• **Problem statement**
Write out all of the lines below, exactly and completely.

___ Available records

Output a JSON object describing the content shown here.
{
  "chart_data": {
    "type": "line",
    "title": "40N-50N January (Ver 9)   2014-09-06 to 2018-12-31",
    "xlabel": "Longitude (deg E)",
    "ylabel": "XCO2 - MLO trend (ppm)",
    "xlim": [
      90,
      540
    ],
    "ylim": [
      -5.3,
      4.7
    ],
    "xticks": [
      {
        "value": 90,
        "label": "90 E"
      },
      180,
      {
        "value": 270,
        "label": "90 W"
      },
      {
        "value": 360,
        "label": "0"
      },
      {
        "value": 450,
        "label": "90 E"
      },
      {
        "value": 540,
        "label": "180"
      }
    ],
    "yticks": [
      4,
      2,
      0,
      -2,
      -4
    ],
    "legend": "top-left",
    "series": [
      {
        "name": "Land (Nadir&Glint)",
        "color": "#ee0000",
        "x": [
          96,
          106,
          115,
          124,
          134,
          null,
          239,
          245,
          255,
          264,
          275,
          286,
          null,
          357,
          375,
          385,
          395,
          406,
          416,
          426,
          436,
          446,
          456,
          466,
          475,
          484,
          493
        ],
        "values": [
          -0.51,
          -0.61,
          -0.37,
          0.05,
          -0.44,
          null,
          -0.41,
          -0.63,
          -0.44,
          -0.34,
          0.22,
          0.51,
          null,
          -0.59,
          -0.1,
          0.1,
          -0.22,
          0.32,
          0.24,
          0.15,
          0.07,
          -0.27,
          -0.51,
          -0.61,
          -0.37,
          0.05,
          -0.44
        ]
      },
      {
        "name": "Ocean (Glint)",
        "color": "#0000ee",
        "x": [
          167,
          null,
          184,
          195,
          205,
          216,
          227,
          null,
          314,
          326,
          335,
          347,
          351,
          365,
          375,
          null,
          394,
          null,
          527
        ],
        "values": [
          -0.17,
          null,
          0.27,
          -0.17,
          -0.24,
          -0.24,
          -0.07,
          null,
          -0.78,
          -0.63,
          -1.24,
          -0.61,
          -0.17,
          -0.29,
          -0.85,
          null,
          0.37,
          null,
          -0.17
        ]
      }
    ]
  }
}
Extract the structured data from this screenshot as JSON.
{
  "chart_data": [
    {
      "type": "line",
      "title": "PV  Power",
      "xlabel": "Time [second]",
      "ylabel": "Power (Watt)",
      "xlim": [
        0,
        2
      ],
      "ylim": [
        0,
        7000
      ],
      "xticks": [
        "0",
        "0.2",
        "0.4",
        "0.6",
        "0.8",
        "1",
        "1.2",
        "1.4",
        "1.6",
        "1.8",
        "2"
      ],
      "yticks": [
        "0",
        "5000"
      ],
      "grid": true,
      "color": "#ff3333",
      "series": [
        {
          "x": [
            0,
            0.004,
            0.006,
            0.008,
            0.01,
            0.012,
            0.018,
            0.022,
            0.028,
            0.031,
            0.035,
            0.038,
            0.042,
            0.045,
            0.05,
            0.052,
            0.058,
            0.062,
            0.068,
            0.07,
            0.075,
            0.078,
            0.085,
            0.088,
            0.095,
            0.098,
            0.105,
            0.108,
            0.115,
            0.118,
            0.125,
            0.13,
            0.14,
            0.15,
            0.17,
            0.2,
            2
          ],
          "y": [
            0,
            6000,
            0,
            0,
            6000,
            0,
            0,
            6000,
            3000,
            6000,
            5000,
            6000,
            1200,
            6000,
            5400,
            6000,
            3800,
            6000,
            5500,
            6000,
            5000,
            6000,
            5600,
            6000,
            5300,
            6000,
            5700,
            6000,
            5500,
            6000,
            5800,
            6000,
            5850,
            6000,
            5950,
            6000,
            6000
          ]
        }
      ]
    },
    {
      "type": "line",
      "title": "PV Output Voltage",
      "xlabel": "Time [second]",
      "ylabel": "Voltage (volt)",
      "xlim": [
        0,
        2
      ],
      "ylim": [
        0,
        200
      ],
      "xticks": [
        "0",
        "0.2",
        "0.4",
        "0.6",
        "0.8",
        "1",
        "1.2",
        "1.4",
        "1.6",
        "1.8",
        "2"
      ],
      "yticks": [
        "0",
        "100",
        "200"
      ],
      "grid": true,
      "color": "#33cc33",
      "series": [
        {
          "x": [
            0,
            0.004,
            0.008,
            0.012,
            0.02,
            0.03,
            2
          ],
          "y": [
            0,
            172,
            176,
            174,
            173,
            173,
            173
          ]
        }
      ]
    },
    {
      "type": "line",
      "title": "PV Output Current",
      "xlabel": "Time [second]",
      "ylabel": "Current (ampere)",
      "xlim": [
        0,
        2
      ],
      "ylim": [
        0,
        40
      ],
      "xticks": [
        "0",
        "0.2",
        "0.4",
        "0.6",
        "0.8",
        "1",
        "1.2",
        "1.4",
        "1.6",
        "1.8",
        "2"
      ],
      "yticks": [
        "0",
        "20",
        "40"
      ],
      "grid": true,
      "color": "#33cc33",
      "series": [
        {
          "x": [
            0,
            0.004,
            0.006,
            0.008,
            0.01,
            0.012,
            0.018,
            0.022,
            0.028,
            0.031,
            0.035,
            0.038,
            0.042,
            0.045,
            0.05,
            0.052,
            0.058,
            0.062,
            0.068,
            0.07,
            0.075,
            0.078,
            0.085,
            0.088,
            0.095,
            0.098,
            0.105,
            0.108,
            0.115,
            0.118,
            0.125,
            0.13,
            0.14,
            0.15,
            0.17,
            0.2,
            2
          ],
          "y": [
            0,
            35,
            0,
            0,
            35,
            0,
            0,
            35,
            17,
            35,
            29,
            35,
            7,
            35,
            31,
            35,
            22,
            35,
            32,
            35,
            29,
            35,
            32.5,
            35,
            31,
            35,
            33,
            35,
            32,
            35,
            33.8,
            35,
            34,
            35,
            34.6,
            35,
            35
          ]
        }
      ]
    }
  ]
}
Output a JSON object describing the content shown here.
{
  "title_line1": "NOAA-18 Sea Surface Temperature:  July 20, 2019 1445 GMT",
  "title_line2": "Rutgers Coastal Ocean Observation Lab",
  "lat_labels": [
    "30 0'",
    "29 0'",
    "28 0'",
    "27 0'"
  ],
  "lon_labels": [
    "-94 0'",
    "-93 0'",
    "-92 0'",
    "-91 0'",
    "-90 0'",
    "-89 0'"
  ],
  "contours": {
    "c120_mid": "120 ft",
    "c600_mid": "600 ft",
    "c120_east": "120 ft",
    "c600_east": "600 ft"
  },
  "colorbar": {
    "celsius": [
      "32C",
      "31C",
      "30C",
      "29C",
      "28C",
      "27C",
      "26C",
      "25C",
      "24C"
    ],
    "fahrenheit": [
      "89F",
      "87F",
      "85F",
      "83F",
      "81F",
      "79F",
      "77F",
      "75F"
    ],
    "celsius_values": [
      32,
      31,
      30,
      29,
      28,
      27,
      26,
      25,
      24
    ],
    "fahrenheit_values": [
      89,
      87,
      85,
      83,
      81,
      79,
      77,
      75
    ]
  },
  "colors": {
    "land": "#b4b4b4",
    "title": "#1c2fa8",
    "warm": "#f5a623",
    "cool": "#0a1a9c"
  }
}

______

• **Finished exercise**
Output a JSON object describing the content shown here.
{
  "chart_data": {
    "type": "line",
    "title": "40N-50N January (Ver 9)   2014-09-06 to 2018-12-31",
    "xlabel": "Longitude (deg E)",
    "ylabel": "XCO2 - MLO trend (ppm)",
    "xlim": [
      90,
      540
    ],
    "ylim": [
      -5.3,
      4.7
    ],
    "xticks": [
      {
        "value": 90,
        "label": "90 E"
      },
      180,
      {
        "value": 270,
        "label": "90 W"
      },
      {
        "value": 360,
        "label": "0"
      },
      {
        "value": 450,
        "label": "90 E"
      },
      {
        "value": 540,
        "label": "180"
      }
    ],
    "yticks": [
      4,
      2,
      0,
      -2,
      -4
    ],
    "legend": "top-left",
    "series": [
      {
        "name": "Land (Nadir&Glint)",
        "color": "#ee0000",
        "x": [
          96,
          106,
          115,
          124,
          134,
          null,
          239,
          245,
          255,
          264,
          275,
          286,
          null,
          357,
          375,
          385,
          395,
          406,
          416,
          426,
          436,
          446,
          456,
          466,
          475,
          484,
          493
        ],
        "values": [
          -0.51,
          -0.61,
          -0.37,
          0.05,
          -0.44,
          null,
          -0.41,
          -0.63,
          -0.44,
          -0.34,
          0.22,
          0.51,
          null,
          -0.59,
          -0.1,
          0.1,
          -0.22,
          0.32,
          0.24,
          0.15,
          0.07,
          -0.27,
          -0.51,
          -0.61,
          -0.37,
          0.05,
          -0.44
        ]
      },
      {
        "name": "Ocean (Glint)",
        "color": "#0000ee",
        "x": [
          167,
          null,
          184,
          195,
          205,
          216,
          227,
          null,
          314,
          326,
          335,
          347,
          351,
          365,
          375,
          null,
          394,
          null,
          527
        ],
        "values": [
          -0.17,
          null,
          0.27,
          -0.17,
          -0.24,
          -0.24,
          -0.07,
          null,
          -0.78,
          -0.63,
          -1.24,
          -0.61,
          -0.17,
          -0.29,
          -0.85,
          null,
          0.37,
          null,
          -0.17
        ]
      }
    ]
  }
}
Extract the structured data from this screenshot as JSON.
{
  "chart_data": [
    {
      "type": "line",
      "title": "PV  Power",
      "xlabel": "Time [second]",
      "ylabel": "Power (Watt)",
      "xlim": [
        0,
        2
      ],
      "ylim": [
        0,
        7000
      ],
      "xticks": [
        "0",
        "0.2",
        "0.4",
        "0.6",
        "0.8",
        "1",
        "1.2",
        "1.4",
        "1.6",
        "1.8",
        "2"
      ],
      "yticks": [
        "0",
        "5000"
      ],
      "grid": true,
      "color": "#ff3333",
      "series": [
        {
          "x": [
            0,
            0.004,
            0.006,
            0.008,
            0.01,
            0.012,
            0.018,
            0.022,
            0.028,
            0.031,
            0.035,
            0.038,
            0.042,
            0.045,
            0.05,
            0.052,
            0.058,
            0.062,
            0.068,
            0.07,
            0.075,
            0.078,
            0.085,
            0.088,
            0.095,
            0.098,
            0.105,
            0.108,
            0.115,
            0.118,
            0.125,
            0.13,
            0.14,
            0.15,
            0.17,
            0.2,
            2
          ],
          "y": [
            0,
            6000,
            0,
            0,
            6000,
            0,
            0,
            6000,
            3000,
            6000,
            5000,
            6000,
            1200,
            6000,
            5400,
            6000,
            3800,
            6000,
            5500,
            6000,
            5000,
            6000,
            5600,
            6000,
            5300,
            6000,
            5700,
            6000,
            5500,
            6000,
            5800,
            6000,
            5850,
            6000,
            5950,
            6000,
            6000
          ]
        }
      ]
    },
    {
      "type": "line",
      "title": "PV Output Voltage",
      "xlabel": "Time [second]",
      "ylabel": "Voltage (volt)",
      "xlim": [
        0,
        2
      ],
      "ylim": [
        0,
        200
      ],
      "xticks": [
        "0",
        "0.2",
        "0.4",
        "0.6",
        "0.8",
        "1",
        "1.2",
        "1.4",
        "1.6",
        "1.8",
        "2"
      ],
      "yticks": [
        "0",
        "100",
        "200"
      ],
      "grid": true,
      "color": "#33cc33",
      "series": [
        {
          "x": [
            0,
            0.004,
            0.008,
            0.012,
            0.02,
            0.03,
            2
          ],
          "y": [
            0,
            172,
            176,
            174,
            173,
            173,
            173
          ]
        }
      ]
    },
    {
      "type": "line",
      "title": "PV Output Current",
      "xlabel": "Time [second]",
      "ylabel": "Current (ampere)",
      "xlim": [
        0,
        2
      ],
      "ylim": [
        0,
        40
      ],
      "xticks": [
        "0",
        "0.2",
        "0.4",
        "0.6",
        "0.8",
        "1",
        "1.2",
        "1.4",
        "1.6",
        "1.8",
        "2"
      ],
      "yticks": [
        "0",
        "20",
        "40"
      ],
      "grid": true,
      "color": "#33cc33",
      "series": [
        {
          "x": [
            0,
            0.004,
            0.006,
            0.008,
            0.01,
            0.012,
            0.018,
            0.022,
            0.028,
            0.031,
            0.035,
            0.038,
            0.042,
            0.045,
            0.05,
            0.052,
            0.058,
            0.062,
            0.068,
            0.07,
            0.075,
            0.078,
            0.085,
            0.088,
            0.095,
            0.098,
            0.105,
            0.108,
            0.115,
            0.118,
            0.125,
            0.13,
            0.14,
            0.15,
            0.17,
            0.2,
            2
          ],
          "y": [
            0,
            35,
            0,
            0,
            35,
            0,
            0,
            35,
            17,
            35,
            29,
            35,
            7,
            35,
            31,
            35,
            22,
            35,
            32,
            35,
            29,
            35,
            32.5,
            35,
            31,
            35,
            33,
            35,
            32,
            35,
            33.8,
            35,
            34,
            35,
            34.6,
            35,
            35
          ]
        }
      ]
    }
  ]
}
Output a JSON object describing the content shown here.
{
  "title_line1": "NOAA-18 Sea Surface Temperature:  July 20, 2019 1445 GMT",
  "title_line2": "Rutgers Coastal Ocean Observation Lab",
  "lat_labels": [
    "30 0'",
    "29 0'",
    "28 0'",
    "27 0'"
  ],
  "lon_labels": [
    "-94 0'",
    "-93 0'",
    "-92 0'",
    "-91 0'",
    "-90 0'",
    "-89 0'"
  ],
  "contours": {
    "c120_mid": "120 ft",
    "c600_mid": "600 ft",
    "c120_east": "120 ft",
    "c600_east": "600 ft"
  },
  "colorbar": {
    "celsius": [
      "32C",
      "31C",
      "30C",
      "29C",
      "28C",
      "27C",
      "26C",
      "25C",
      "24C"
    ],
    "fahrenheit": [
      "89F",
      "87F",
      "85F",
      "83F",
      "81F",
      "79F",
      "77F",
      "75F"
    ],
    "celsius_values": [
      32,
      31,
      30,
      29,
      28,
      27,
      26,
      25,
      24
    ],
    "fahrenheit_values": [
      89,
      87,
      85,
      83,
      81,
      79,
      77,
      75
    ]
  },
  "colors": {
    "land": "#b4b4b4",
    "title": "#1c2fa8",
    "warm": "#f5a623",
    "cool": "#0a1a9c"
  }
}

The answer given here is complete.